## Exercise goal
Each line of the material below that holds the word "DDoS" needs to be copied.

Collected data:
▼

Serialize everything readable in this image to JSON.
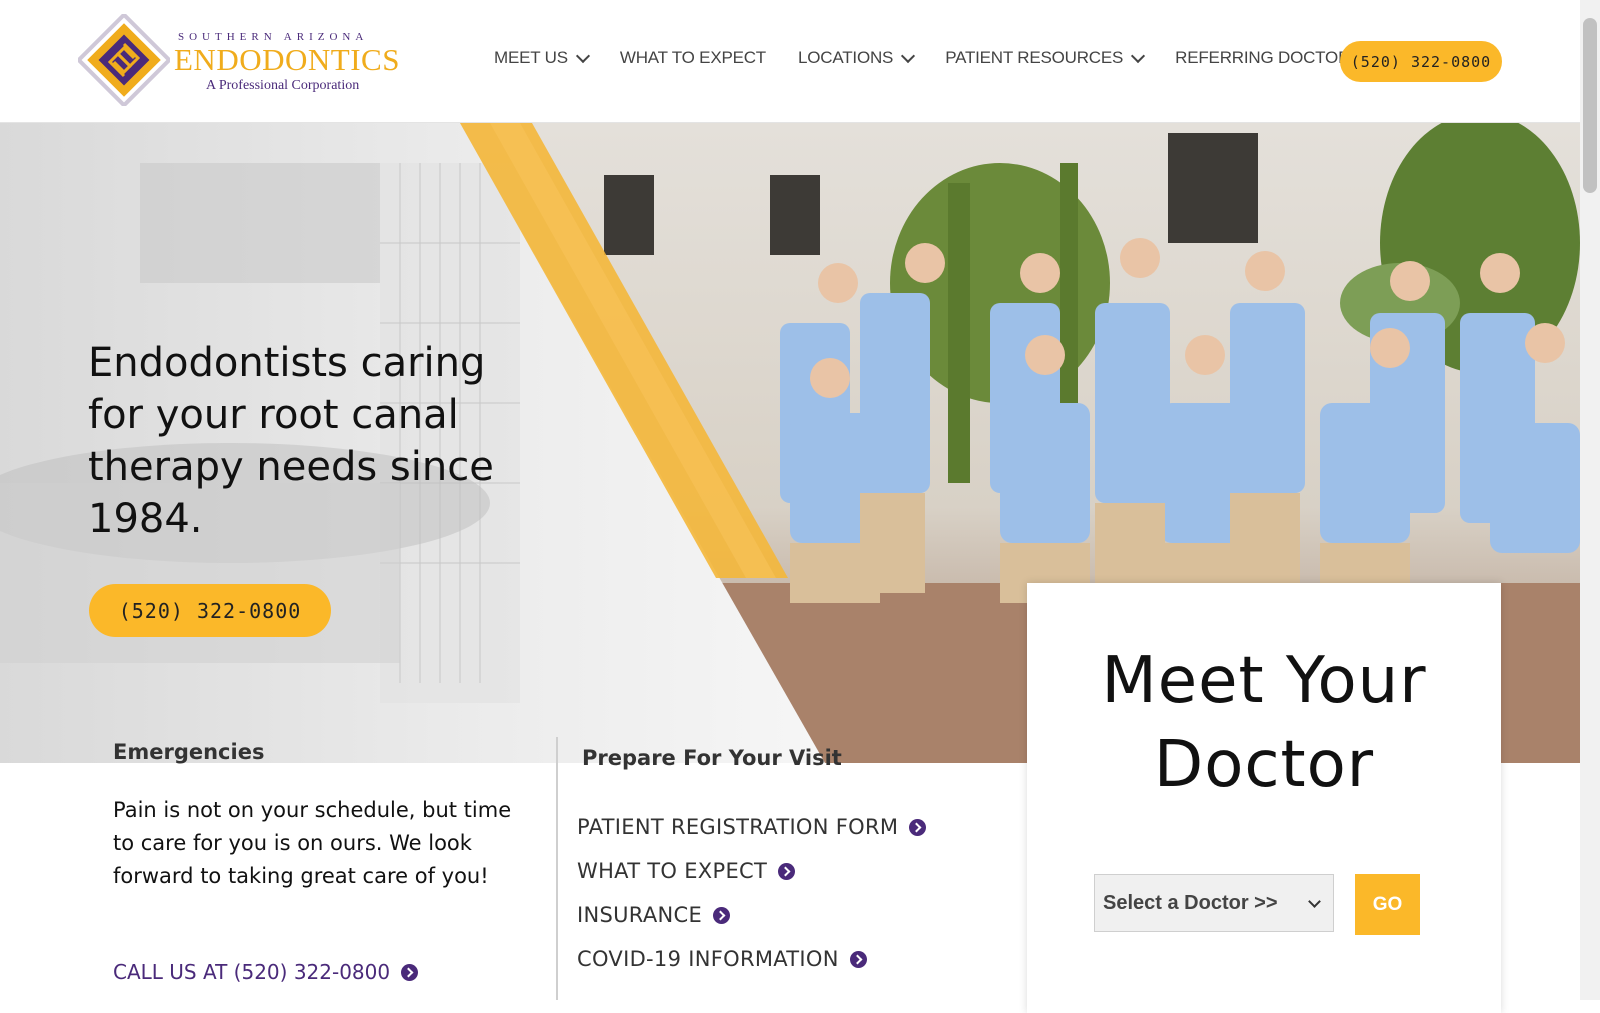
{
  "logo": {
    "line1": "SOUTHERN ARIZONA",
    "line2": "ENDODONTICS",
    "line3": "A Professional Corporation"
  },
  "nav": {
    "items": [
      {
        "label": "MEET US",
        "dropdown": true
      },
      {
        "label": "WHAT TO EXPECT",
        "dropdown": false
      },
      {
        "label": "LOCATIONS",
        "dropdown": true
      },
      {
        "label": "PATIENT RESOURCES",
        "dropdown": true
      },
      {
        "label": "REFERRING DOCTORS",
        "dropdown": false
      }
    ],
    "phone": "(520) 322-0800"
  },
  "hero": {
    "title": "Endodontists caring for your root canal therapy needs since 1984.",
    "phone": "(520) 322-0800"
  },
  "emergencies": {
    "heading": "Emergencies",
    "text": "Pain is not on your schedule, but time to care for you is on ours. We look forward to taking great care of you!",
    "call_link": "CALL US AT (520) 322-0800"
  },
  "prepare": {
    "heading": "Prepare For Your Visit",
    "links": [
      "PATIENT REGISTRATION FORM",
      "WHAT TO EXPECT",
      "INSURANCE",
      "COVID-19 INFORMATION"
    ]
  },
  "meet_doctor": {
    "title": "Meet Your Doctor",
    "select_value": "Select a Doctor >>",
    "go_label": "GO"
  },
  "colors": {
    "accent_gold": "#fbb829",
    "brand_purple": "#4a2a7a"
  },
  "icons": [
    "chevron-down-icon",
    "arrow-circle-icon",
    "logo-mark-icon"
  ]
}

▲
▼

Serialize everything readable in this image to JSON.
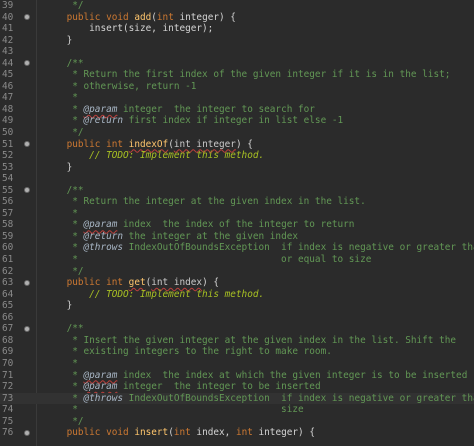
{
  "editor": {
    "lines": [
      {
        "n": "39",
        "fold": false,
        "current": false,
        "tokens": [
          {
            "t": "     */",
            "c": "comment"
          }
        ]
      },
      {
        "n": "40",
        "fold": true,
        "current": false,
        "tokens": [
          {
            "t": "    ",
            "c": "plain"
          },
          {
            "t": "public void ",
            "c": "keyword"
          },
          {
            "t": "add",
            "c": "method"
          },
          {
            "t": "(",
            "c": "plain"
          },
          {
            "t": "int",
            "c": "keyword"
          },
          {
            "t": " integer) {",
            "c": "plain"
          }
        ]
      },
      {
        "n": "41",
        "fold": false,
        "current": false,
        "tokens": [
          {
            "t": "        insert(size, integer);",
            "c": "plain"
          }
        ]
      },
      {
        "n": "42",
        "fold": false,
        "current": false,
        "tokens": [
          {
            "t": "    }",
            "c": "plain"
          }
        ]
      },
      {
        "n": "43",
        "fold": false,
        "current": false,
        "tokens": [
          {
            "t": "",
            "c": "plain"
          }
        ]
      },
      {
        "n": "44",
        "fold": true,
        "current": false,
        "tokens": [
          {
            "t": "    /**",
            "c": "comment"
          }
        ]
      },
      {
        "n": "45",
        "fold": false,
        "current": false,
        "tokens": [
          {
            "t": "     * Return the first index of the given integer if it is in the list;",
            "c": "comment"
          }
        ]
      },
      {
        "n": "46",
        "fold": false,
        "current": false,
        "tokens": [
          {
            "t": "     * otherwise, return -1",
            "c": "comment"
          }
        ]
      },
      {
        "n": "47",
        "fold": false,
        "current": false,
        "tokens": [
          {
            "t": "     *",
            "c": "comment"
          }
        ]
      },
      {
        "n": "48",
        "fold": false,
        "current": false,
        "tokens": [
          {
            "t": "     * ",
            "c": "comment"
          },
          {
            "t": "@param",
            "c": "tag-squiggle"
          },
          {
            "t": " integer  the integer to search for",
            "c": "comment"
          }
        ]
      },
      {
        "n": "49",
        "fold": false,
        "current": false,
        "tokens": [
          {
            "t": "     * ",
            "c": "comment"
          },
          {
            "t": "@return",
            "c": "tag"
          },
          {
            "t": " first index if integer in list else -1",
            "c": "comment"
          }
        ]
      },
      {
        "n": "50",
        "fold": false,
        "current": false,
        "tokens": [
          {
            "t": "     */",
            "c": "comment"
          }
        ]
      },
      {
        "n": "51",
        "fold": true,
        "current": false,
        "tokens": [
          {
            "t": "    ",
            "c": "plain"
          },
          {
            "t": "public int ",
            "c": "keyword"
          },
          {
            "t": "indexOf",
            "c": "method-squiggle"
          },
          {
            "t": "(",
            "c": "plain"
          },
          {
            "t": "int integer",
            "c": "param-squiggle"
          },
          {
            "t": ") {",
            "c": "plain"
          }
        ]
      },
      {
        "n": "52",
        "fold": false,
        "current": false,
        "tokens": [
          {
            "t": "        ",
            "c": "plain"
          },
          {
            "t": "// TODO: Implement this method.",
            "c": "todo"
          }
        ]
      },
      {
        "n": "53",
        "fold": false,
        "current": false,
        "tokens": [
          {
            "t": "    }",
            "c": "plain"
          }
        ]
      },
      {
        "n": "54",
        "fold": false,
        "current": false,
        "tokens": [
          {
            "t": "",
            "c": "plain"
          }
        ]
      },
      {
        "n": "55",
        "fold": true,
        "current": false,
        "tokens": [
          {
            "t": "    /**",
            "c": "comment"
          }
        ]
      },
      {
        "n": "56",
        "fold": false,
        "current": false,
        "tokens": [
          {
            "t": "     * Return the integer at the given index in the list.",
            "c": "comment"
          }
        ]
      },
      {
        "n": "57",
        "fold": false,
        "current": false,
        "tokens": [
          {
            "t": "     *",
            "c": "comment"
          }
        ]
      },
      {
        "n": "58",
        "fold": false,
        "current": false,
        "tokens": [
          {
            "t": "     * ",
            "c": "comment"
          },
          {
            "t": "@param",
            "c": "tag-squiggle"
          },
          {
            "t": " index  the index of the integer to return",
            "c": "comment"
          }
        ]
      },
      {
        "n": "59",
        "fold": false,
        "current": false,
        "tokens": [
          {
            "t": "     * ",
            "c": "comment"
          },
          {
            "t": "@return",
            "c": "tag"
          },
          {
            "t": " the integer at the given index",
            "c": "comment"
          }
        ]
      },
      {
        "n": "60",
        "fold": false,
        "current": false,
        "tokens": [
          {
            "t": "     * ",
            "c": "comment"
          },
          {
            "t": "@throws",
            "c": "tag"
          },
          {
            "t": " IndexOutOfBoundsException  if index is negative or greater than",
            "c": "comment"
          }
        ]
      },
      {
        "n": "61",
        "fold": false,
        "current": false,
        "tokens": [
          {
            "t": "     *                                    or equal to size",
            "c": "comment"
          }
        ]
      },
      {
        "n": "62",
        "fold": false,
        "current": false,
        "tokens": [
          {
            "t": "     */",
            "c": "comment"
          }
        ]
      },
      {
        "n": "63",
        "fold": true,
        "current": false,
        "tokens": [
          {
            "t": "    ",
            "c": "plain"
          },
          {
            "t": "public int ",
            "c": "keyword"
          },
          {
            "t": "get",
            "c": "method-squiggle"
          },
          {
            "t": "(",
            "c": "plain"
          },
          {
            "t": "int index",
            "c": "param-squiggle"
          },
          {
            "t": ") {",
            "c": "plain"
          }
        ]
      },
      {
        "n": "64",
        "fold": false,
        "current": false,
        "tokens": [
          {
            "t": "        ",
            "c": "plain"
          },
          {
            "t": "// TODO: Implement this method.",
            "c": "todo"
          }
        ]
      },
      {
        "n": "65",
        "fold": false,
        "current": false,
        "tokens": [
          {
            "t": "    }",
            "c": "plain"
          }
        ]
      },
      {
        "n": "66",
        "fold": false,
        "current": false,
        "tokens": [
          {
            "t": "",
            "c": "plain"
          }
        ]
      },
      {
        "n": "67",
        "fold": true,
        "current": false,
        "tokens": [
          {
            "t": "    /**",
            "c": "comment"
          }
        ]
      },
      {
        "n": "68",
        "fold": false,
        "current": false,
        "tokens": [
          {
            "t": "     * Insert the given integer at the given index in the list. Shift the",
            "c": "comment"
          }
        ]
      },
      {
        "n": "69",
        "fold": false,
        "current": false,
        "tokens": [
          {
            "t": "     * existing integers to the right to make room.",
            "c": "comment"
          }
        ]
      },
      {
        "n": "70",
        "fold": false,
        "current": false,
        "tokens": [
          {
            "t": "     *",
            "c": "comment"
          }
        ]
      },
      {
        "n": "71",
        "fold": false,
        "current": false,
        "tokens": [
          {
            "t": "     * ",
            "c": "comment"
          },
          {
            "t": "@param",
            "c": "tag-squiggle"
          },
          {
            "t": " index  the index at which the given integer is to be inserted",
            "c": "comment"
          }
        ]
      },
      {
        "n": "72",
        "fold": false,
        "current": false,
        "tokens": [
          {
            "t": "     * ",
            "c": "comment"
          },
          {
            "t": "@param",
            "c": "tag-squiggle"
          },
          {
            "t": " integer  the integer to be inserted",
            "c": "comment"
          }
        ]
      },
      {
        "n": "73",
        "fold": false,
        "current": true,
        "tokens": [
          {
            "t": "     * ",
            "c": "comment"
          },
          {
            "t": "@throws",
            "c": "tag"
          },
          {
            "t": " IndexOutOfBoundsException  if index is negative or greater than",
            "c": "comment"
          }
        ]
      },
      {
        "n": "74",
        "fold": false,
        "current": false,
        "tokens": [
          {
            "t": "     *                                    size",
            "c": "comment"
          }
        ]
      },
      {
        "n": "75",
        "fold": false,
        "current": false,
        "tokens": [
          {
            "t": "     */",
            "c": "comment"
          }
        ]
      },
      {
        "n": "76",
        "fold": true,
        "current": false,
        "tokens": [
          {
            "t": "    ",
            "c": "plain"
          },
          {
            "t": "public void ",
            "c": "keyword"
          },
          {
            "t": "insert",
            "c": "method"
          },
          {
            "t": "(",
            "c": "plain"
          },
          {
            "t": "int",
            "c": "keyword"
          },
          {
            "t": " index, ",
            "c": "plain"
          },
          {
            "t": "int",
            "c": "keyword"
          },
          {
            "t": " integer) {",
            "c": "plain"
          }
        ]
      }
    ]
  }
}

▲
▼

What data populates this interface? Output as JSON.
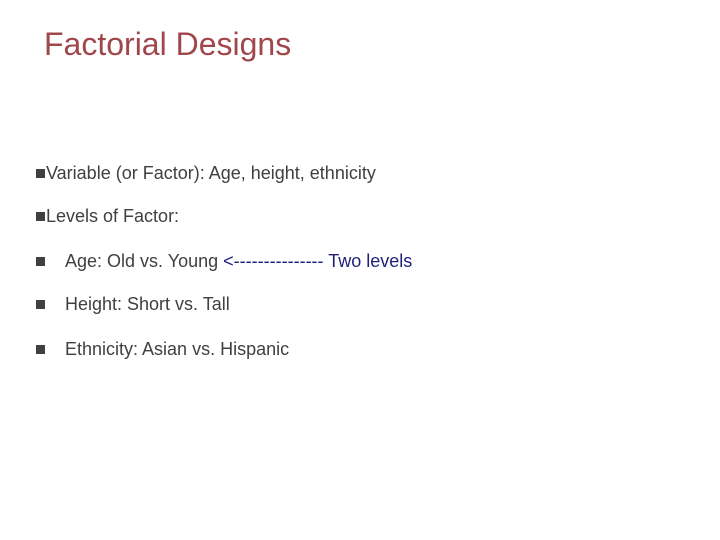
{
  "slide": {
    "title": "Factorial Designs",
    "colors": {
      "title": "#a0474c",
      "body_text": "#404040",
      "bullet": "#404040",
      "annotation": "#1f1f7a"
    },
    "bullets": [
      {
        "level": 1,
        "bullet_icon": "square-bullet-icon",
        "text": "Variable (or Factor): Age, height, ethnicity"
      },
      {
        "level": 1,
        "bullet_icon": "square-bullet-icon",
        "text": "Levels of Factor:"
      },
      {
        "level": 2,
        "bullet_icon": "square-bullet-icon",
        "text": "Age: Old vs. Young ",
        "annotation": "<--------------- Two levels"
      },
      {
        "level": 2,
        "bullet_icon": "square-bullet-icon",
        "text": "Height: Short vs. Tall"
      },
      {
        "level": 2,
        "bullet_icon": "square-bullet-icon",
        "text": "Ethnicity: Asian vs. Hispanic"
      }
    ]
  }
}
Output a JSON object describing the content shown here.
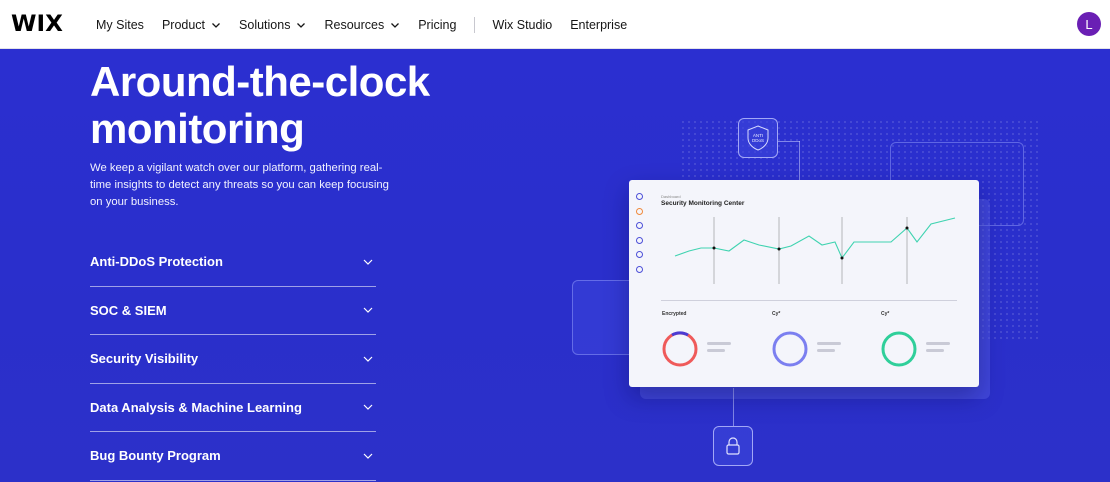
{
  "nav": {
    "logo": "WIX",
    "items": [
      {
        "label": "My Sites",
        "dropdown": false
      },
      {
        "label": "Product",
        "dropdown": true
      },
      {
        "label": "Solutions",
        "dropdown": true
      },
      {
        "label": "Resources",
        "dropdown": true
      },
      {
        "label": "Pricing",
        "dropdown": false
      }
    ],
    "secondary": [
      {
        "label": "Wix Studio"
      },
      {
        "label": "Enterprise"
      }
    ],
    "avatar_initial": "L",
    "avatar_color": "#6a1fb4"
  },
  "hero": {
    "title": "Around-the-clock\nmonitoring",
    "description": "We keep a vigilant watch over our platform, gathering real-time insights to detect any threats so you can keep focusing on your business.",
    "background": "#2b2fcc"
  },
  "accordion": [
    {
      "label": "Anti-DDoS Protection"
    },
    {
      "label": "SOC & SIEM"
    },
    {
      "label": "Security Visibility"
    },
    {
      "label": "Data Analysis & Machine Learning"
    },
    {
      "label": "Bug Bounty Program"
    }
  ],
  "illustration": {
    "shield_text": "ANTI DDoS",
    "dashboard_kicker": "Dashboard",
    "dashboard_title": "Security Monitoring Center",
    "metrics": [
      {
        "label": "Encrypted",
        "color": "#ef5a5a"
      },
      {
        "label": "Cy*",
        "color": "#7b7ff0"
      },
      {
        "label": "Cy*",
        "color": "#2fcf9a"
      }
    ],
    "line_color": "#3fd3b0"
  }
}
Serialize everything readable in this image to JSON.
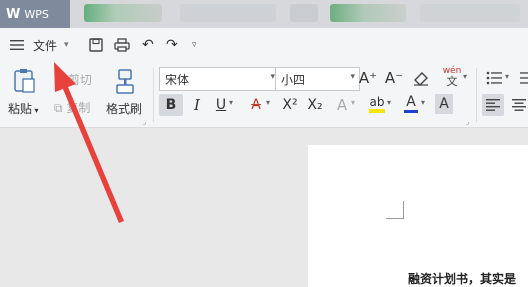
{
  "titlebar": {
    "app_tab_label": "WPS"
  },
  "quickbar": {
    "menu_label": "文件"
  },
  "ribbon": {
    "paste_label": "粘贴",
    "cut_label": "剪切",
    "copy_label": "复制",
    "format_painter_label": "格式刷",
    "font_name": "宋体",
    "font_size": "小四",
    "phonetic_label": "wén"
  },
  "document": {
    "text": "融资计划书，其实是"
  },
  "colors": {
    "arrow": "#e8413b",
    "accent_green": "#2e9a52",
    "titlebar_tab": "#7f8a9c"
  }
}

▲

## Task answer
      "label": "Anti-DDoS Protection"
    "shield_text": "ANTI DDoS",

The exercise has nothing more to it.